╭─ PROVIDED RECORDS
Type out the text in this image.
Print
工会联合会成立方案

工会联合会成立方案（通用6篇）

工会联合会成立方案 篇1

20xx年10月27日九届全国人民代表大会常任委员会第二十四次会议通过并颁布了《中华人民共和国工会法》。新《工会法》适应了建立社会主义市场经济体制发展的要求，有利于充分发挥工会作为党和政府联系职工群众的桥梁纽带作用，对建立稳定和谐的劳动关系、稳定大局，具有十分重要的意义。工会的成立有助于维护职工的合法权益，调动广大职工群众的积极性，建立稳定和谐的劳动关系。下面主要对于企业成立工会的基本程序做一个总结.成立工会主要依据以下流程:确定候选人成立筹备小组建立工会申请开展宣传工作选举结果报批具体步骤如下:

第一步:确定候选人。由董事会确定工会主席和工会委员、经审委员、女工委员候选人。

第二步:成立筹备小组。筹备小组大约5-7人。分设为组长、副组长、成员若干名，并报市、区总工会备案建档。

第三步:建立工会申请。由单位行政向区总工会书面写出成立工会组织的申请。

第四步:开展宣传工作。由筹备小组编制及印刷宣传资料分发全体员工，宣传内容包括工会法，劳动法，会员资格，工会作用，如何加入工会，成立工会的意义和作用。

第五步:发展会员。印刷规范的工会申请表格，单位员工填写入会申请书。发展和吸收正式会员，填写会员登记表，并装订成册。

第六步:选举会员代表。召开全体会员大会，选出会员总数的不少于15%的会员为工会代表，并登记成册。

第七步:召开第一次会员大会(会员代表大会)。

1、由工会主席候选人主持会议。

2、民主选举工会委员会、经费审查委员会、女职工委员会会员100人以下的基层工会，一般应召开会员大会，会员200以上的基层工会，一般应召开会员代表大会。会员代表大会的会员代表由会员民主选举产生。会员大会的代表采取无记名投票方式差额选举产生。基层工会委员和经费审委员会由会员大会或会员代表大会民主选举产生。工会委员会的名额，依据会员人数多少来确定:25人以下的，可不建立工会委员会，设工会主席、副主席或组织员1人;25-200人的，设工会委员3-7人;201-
╰─
WHAT YOU ARE ASKED TO DO.
Repeat the material in full, exactly as it stands.

CORRECT RESULT.
Type out the text in this image.
Print
工会联合会成立方案

工会联合会成立方案（通用6篇）

工会联合会成立方案 篇1

20xx年10月27日九届全国人民代表大会常任委员会第二十四次会议通过并颁布了《中华人民共和国工会法》。新《工会法》适应了建立社会主义市场经济体制发展的要求，有利于充分发挥工会作为党和政府联系职工群众的桥梁纽带作用，对建立稳定和谐的劳动关系、稳定大局，具有十分重要的意义。工会的成立有助于维护职工的合法权益，调动广大职工群众的积极性，建立稳定和谐的劳动关系。下面主要对于企业成立工会的基本程序做一个总结.成立工会主要依据以下流程:确定候选人成立筹备小组建立工会申请开展宣传工作选举结果报批具体步骤如下:

第一步:确定候选人。由董事会确定工会主席和工会委员、经审委员、女工委员候选人。

第二步:成立筹备小组。筹备小组大约5-7人。分设为组长、副组长、成员若干名，并报市、区总工会备案建档。

第三步:建立工会申请。由单位行政向区总工会书面写出成立工会组织的申请。

第四步:开展宣传工作。由筹备小组编制及印刷宣传资料分发全体员工，宣传内容包括工会法，劳动法，会员资格，工会作用，如何加入工会，成立工会的意义和作用。

第五步:发展会员。印刷规范的工会申请表格，单位员工填写入会申请书。发展和吸收正式会员，填写会员登记表，并装订成册。

第六步:选举会员代表。召开全体会员大会，选出会员总数的不少于15%的会员为工会代表，并登记成册。

第七步:召开第一次会员大会(会员代表大会)。

1、由工会主席候选人主持会议。

2、民主选举工会委员会、经费审查委员会、女职工委员会会员100人以下的基层工会，一般应召开会员大会，会员200以上的基层工会，一般应召开会员代表大会。会员代表大会的会员代表由会员民主选举产生。会员大会的代表采取无记名投票方式差额选举产生。基层工会委员和经费审委员会由会员大会或会员代表大会民主选举产生。工会委员会的名额，依据会员人数多少来确定:25人以下的，可不建立工会委员会，设工会主席、副主席或组织员1人;25-200人的，设工会委员3-7人;201-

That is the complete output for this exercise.